» Set exercise
Enter every line of the items below into a Markdown table with the columns "Row" and "Line." Number each row and omit blank lines.

Stored data entries:

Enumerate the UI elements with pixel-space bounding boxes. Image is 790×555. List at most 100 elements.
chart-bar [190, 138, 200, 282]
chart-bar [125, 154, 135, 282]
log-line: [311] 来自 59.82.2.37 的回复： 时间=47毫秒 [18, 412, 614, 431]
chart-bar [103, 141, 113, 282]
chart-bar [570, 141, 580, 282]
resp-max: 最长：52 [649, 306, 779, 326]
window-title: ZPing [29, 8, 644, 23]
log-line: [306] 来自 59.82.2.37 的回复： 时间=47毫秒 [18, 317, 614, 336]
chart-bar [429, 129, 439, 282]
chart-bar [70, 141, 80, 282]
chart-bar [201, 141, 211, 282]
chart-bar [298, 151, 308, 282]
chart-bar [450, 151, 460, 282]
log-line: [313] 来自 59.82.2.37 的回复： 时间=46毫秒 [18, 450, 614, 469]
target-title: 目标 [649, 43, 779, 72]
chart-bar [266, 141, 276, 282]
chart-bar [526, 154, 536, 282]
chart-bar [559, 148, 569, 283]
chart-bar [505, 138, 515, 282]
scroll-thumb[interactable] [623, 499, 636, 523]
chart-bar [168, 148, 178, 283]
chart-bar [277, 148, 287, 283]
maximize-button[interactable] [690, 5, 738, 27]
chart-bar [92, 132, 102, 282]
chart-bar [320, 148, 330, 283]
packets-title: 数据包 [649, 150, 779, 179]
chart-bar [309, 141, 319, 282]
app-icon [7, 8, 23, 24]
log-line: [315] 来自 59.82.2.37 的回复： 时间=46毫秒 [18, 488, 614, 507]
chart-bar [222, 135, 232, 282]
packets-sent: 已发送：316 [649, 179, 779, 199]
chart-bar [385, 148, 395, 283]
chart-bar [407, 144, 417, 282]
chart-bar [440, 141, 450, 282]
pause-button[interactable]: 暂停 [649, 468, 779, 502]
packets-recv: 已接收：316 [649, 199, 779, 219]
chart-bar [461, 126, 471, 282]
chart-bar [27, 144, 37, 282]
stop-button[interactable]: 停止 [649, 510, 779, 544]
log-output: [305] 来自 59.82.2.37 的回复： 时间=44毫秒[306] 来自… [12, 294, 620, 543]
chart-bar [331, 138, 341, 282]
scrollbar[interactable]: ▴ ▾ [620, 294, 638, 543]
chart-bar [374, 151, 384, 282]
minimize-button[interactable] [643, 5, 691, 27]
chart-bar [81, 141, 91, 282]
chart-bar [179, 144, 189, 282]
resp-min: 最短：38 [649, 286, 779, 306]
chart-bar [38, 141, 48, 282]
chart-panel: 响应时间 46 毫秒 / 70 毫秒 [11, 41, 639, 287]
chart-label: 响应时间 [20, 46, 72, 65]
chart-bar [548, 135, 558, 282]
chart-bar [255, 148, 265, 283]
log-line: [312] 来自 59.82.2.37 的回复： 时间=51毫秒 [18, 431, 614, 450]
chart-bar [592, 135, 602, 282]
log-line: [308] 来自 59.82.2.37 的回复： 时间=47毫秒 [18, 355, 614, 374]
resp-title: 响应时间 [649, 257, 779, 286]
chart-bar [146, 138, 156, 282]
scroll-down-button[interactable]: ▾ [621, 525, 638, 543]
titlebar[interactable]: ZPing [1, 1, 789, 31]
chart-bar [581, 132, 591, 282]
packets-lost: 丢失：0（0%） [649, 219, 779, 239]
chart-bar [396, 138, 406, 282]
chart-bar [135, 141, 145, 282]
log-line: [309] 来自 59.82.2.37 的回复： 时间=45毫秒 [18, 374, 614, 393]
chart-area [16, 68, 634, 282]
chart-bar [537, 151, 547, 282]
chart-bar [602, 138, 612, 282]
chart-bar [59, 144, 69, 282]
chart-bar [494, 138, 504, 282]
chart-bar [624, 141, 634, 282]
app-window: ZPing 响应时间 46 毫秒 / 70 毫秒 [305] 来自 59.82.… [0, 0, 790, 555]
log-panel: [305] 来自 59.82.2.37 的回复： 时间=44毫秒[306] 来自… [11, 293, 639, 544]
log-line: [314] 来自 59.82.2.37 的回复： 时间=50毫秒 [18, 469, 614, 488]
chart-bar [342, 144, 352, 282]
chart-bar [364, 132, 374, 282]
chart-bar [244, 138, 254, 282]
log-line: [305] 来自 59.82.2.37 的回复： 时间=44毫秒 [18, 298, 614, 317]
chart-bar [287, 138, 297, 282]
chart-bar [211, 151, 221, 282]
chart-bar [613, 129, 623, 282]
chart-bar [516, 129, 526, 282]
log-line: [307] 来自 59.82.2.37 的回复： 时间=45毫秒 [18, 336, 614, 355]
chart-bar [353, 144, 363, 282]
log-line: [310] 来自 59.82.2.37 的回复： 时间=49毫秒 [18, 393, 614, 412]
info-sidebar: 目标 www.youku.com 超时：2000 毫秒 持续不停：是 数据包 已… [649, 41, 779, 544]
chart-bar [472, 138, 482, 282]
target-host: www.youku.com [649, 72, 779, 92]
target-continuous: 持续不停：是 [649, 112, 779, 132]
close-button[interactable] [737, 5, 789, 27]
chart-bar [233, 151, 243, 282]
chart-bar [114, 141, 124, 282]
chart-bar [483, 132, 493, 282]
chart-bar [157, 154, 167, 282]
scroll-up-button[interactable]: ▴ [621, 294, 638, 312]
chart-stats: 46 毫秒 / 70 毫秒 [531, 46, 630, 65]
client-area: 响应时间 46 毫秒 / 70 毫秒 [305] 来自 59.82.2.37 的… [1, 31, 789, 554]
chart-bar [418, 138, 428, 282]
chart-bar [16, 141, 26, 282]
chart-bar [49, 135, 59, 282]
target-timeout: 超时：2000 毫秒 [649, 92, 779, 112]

» Written answer
| Row | Line |
|---|---|
| 1 | Enumerate the UI elements with pixel-space bounding boxes. Image is 790×555. List at most 100 elements. |
| 2 | chart-bar [190, 138, 200, 282] |
| 3 | chart-bar [125, 154, 135, 282] |
| 4 | log-line: [311] 来自 59.82.2.37 的回复： 时间=47毫秒 [18, 412, 614, 431] |
| 5 | chart-bar [103, 141, 113, 282] |
| 6 | chart-bar [570, 141, 580, 282] |
| 7 | resp-max: 最长：52 [649, 306, 779, 326] |
| 8 | window-title: ZPing [29, 8, 644, 23] |
| 9 | log-line: [306] 来自 59.82.2.37 的回复： 时间=47毫秒 [18, 317, 614, 336] |
| 10 | chart-bar [429, 129, 439, 282] |
| 11 | chart-bar [70, 141, 80, 282] |
| 12 | chart-bar [201, 141, 211, 282] |
| 13 | chart-bar [298, 151, 308, 282] |
| 14 | chart-bar [450, 151, 460, 282] |
| 15 | log-line: [313] 来自 59.82.2.37 的回复： 时间=46毫秒 [18, 450, 614, 469] |
| 16 | target-title: 目标 [649, 43, 779, 72] |
| 17 | chart-bar [266, 141, 276, 282] |
| 18 | chart-bar [526, 154, 536, 282] |
| 19 | chart-bar [559, 148, 569, 283] |
| 20 | chart-bar [505, 138, 515, 282] |
| 21 | scroll-thumb[interactable] [623, 499, 636, 523] |
| 22 | chart-bar [168, 148, 178, 283] |
| 23 | chart-bar [277, 148, 287, 283] |
| 24 | maximize-button[interactable] [690, 5, 738, 27] |
| 25 | chart-bar [92, 132, 102, 282] |
| 26 | chart-bar [320, 148, 330, 283] |
| 27 | packets-title: 数据包 [649, 150, 779, 179] |
| 28 | chart-bar [309, 141, 319, 282] |
| 29 | app-icon [7, 8, 23, 24] |
| 30 | log-line: [315] 来自 59.82.2.37 的回复： 时间=46毫秒 [18, 488, 614, 507] |
| 31 | chart-bar [222, 135, 232, 282] |
| 32 | packets-sent: 已发送：316 [649, 179, 779, 199] |
| 33 | chart-bar [385, 148, 395, 283] |
| 34 | chart-bar [407, 144, 417, 282] |
| 35 | chart-bar [440, 141, 450, 282] |
| 36 | pause-button[interactable]: 暂停 [649, 468, 779, 502] |
| 37 | packets-recv: 已接收：316 [649, 199, 779, 219] |
| 38 | chart-bar [461, 126, 471, 282] |
| 39 | chart-bar [27, 144, 37, 282] |
| 40 | stop-button[interactable]: 停止 [649, 510, 779, 544] |
| 41 | log-output: [305] 来自 59.82.2.37 的回复： 时间=44毫秒[306] 来自… [12, 294, 620, 543] |
| 42 | chart-bar [331, 138, 341, 282] |
| 43 | scrollbar[interactable]: ▴ ▾ [620, 294, 638, 543] |
| 44 | chart-bar [374, 151, 384, 282] |
| 45 | minimize-button[interactable] [643, 5, 691, 27] |
| 46 | chart-bar [81, 141, 91, 282] |
| 47 | chart-bar [179, 144, 189, 282] |
| 48 | resp-min: 最短：38 [649, 286, 779, 306] |
| 49 | chart-bar [38, 141, 48, 282] |
| 50 | chart-panel: 响应时间 46 毫秒 / 70 毫秒 [11, 41, 639, 287] |
| 51 | chart-label: 响应时间 [20, 46, 72, 65] |
| 52 | chart-bar [548, 135, 558, 282] |
| 53 | chart-bar [255, 148, 265, 283] |
| 54 | log-line: [312] 来自 59.82.2.37 的回复： 时间=51毫秒 [18, 431, 614, 450] |
| 55 | chart-bar [592, 135, 602, 282] |
| 56 | log-line: [308] 来自 59.82.2.37 的回复： 时间=47毫秒 [18, 355, 614, 374] |
| 57 | resp-title: 响应时间 [649, 257, 779, 286] |
| 58 | chart-bar [146, 138, 156, 282] |
| 59 | scroll-down-button[interactable]: ▾ [621, 525, 638, 543] |
| 60 | titlebar[interactable]: ZPing [1, 1, 789, 31] |
| 61 | chart-bar [581, 132, 591, 282] |
| 62 | packets-lost: 丢失：0（0%） [649, 219, 779, 239] |
| 63 | chart-bar [396, 138, 406, 282] |
| 64 | chart-bar [135, 141, 145, 282] |
| 65 | log-line: [309] 来自 59.82.2.37 的回复： 时间=45毫秒 [18, 374, 614, 393] |
| 66 | chart-area [16, 68, 634, 282] |
| 67 | chart-bar [537, 151, 547, 282] |
| 68 | chart-bar [602, 138, 612, 282] |
| 69 | chart-bar [59, 144, 69, 282] |
| 70 | chart-bar [494, 138, 504, 282] |
| 71 | chart-bar [624, 141, 634, 282] |
| 72 | app-window: ZPing 响应时间 46 毫秒 / 70 毫秒 [305] 来自 59.82.… [0, 0, 790, 555] |
| 73 | log-panel: [305] 来自 59.82.2.37 的回复： 时间=44毫秒[306] 来自… [11, 293, 639, 544] |
| 74 | log-line: [314] 来自 59.82.2.37 的回复： 时间=50毫秒 [18, 469, 614, 488] |
| 75 | chart-bar [342, 144, 352, 282] |
| 76 | chart-bar [364, 132, 374, 282] |
| 77 | chart-bar [244, 138, 254, 282] |
| 78 | log-line: [305] 来自 59.82.2.37 的回复： 时间=44毫秒 [18, 298, 614, 317] |
| 79 | chart-bar [287, 138, 297, 282] |
| 80 | chart-bar [211, 151, 221, 282] |
| 81 | chart-bar [613, 129, 623, 282] |
| 82 | chart-bar [516, 129, 526, 282] |
| 83 | log-line: [307] 来自 59.82.2.37 的回复： 时间=45毫秒 [18, 336, 614, 355] |
| 84 | chart-bar [353, 144, 363, 282] |
| 85 | log-line: [310] 来自 59.82.2.37 的回复： 时间=49毫秒 [18, 393, 614, 412] |
| 86 | info-sidebar: 目标 www.youku.com 超时：2000 毫秒 持续不停：是 数据包 已… [649, 41, 779, 544] |
| 87 | chart-bar [472, 138, 482, 282] |
| 88 | target-host: www.youku.com [649, 72, 779, 92] |
| 89 | target-continuous: 持续不停：是 [649, 112, 779, 132] |
| 90 | close-button[interactable] [737, 5, 789, 27] |
| 91 | chart-bar [233, 151, 243, 282] |
| 92 | chart-bar [114, 141, 124, 282] |
| 93 | chart-bar [483, 132, 493, 282] |
| 94 | chart-bar [157, 154, 167, 282] |
| 95 | scroll-up-button[interactable]: ▴ [621, 294, 638, 312] |
| 96 | chart-stats: 46 毫秒 / 70 毫秒 [531, 46, 630, 65] |
| 97 | client-area: 响应时间 46 毫秒 / 70 毫秒 [305] 来自 59.82.2.37 的… [1, 31, 789, 554] |
| 98 | chart-bar [418, 138, 428, 282] |
| 99 | chart-bar [16, 141, 26, 282] |
| 100 | chart-bar [49, 135, 59, 282] |
| 101 | target-timeout: 超时：2000 毫秒 [649, 92, 779, 112] |